TEKST:
◆ ◆ ◆ ◆ ◆

Diagnoza jest postawiona i myślę, że jak najbardziej prawdopodobna, napisałam prawdopodobnie, bo USG nie wykazało nic prócz przerosty fałdu błony maziowej, jednak w samym badaniu na dotyk
kolano przeskakuje, nie ma takiego zagłębienia po stronie przyśrodkowej, a patrząc z góry rzepka jest pochylona do zewnątrz
Mniałam rehabilitacje która nie odniosła skutku, prawda jest pewnie też taka że była mało profesjonalna, ale sama rzepka była już pochylona po pierwszej kontuzji(wtedy lekarze nic nie widzieli), teraz jest pochylona dużo bardziej, z czego sama już nawet wnioskuje, że jak wtedy się nie wygoiło to teraz już tymbardziej, ponadto prawdopodobnie mam uszkodzoną głowę przyśrodkową mięśnia czworogłowego (ona właściwie nie istnieje namacalnie, nawet nie widać żeby tam było cokolwiek) ale to też jeszcze z poprzedniej kontuzji problem.
Ten lekarz jest wydaje mi się jak narazie jedynym który jest wiarygodny i mówi z sensem, cała reszta którą spotkałam na swojej drodze szkoda mówić.

◆ ◆ ◆ ◆ ◆

DO ZROBIENIA: Przepisz dosłownie fragment tekstu o kontuzji kolana, który zaczyna się od słów zawierających „Diagnoza jest postawiona”, a kończy na „poprzedniej kontuzji problem.”. Rekordy nie mają żadnego związku z tekstem o kontuzji kolana.

◆ ◆ ◆ ◆ ◆

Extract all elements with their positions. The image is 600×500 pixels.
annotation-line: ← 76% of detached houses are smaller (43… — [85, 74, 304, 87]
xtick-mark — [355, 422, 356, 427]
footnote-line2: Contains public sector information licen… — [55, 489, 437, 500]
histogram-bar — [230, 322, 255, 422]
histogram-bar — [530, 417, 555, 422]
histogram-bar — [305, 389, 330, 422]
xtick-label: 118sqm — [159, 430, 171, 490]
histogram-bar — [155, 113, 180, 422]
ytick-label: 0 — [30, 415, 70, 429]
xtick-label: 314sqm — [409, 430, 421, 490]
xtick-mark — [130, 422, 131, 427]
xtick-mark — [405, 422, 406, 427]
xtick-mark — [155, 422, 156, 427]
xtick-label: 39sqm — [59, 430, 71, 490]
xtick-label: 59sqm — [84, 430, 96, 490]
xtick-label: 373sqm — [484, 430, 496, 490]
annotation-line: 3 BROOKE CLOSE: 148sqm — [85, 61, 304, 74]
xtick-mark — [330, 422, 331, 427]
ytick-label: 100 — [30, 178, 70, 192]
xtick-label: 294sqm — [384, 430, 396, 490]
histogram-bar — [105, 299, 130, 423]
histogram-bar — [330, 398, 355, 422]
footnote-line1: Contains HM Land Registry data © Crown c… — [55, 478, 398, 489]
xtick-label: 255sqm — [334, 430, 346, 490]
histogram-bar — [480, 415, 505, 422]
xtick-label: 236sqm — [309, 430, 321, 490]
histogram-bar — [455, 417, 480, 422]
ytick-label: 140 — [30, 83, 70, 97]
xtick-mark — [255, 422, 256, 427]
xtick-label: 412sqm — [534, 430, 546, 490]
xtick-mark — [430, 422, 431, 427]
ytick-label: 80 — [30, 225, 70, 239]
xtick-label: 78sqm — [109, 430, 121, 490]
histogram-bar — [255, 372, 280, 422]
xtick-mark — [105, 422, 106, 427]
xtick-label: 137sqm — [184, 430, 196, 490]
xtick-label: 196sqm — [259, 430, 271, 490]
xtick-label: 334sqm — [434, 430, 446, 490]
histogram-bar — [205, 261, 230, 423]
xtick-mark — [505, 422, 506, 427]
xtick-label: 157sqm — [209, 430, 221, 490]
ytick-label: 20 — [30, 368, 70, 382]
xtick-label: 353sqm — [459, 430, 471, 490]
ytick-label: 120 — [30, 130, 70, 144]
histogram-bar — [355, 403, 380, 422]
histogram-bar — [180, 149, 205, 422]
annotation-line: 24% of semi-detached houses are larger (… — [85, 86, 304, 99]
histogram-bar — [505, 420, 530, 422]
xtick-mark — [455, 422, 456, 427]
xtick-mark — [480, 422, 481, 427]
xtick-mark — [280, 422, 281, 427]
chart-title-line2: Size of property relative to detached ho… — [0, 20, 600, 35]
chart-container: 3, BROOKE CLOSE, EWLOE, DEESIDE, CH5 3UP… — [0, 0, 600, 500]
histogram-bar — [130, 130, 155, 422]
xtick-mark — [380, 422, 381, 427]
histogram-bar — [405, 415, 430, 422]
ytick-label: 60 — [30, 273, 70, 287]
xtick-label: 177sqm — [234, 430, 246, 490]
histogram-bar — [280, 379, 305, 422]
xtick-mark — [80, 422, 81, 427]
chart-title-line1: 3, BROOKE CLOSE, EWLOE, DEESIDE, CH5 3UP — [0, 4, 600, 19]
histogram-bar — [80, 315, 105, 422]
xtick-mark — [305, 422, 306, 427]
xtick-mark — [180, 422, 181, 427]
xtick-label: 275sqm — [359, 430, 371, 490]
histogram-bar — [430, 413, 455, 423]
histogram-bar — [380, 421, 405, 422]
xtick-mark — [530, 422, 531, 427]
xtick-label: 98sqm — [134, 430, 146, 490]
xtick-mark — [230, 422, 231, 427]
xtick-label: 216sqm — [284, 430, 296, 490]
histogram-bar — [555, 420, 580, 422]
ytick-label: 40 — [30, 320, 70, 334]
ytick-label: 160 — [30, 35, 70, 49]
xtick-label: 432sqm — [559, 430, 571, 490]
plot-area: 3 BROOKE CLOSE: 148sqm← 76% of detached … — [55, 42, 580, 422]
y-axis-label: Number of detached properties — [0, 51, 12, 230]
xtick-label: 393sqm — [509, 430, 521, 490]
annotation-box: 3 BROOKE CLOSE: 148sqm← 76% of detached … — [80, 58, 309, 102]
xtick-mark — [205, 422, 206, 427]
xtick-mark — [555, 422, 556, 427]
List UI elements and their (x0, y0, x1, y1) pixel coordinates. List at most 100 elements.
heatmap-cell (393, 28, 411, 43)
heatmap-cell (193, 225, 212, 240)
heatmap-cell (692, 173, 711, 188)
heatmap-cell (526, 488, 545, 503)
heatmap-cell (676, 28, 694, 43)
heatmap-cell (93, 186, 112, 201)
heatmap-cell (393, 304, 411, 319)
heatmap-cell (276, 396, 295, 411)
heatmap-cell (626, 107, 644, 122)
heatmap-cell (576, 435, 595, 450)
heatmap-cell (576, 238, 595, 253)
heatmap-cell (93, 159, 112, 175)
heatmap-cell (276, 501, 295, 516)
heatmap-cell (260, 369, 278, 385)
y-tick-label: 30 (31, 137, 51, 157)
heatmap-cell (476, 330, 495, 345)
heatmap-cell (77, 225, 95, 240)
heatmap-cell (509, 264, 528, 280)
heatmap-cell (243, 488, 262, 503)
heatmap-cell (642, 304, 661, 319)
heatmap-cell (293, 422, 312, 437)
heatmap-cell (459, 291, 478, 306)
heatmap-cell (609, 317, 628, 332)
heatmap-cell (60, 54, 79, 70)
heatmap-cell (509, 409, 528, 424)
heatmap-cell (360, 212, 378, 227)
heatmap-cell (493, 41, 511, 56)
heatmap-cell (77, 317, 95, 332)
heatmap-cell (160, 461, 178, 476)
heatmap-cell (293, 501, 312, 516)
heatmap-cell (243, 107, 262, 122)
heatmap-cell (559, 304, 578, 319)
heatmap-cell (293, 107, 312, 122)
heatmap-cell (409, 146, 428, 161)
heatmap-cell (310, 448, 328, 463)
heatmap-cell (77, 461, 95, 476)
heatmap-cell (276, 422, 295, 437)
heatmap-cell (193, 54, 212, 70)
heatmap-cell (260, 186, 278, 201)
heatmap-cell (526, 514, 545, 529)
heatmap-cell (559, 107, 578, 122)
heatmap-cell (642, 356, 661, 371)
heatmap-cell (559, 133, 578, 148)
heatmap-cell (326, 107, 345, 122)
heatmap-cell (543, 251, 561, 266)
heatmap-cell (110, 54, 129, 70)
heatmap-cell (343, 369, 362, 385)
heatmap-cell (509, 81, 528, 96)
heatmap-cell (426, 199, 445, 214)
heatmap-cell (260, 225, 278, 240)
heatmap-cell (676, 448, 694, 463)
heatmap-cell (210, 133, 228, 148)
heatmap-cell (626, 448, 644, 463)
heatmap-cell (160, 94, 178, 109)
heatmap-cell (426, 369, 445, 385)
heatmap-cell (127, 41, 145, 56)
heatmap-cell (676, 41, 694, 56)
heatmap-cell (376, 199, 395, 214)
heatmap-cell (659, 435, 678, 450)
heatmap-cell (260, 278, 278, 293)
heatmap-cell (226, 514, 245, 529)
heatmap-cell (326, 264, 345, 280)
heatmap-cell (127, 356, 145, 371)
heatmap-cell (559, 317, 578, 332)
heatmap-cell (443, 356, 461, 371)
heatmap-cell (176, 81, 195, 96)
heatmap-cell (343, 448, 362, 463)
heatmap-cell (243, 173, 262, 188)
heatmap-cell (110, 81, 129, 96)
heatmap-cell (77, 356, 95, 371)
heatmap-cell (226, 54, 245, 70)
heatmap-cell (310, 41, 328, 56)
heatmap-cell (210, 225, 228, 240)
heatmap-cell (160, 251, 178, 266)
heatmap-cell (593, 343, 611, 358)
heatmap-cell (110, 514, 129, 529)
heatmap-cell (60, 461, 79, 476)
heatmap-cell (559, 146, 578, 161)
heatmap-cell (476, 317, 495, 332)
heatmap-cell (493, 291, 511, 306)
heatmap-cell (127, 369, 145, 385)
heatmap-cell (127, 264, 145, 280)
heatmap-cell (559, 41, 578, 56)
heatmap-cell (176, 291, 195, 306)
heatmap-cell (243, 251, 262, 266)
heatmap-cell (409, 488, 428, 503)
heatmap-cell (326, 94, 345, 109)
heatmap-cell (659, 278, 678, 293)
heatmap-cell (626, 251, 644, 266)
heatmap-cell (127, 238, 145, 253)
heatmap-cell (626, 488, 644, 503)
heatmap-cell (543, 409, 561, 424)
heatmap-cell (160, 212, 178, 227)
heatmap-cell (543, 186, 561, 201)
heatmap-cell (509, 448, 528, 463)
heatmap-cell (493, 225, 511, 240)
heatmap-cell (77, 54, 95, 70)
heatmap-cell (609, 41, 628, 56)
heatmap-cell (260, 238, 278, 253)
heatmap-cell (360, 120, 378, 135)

◆ ◆ ◆ ◆ ◆

WYNIK ZADANIA:
Diagnoza jest postawiona i myślę, że jak najbardziej prawdopodobna, napisałam prawdopodobnie, bo USG nie wykazało nic prócz przerosty fałdu błony maziowej, jednak w samym badaniu na dotyk
kolano przeskakuje, nie ma takiego zagłębienia po stronie przyśrodkowej, a patrząc z góry rzepka jest pochylona do zewnątrz
Mniałam rehabilitacje która nie odniosła skutku, prawda jest pewnie też taka że była mało profesjonalna, ale sama rzepka była już pochylona po pierwszej kontuzji(wtedy lekarze nic nie widzieli), teraz jest pochylona dużo bardziej, z czego sama już nawet wnioskuje, że jak wtedy się nie wygoiło to teraz już tymbardziej, ponadto prawdopodobnie mam uszkodzoną głowę przyśrodkową mięśnia czworogłowego (ona właściwie nie istnieje namacalnie, nawet nie widać żeby tam było cokolwiek) ale to też jeszcze z poprzedniej kontuzji problem.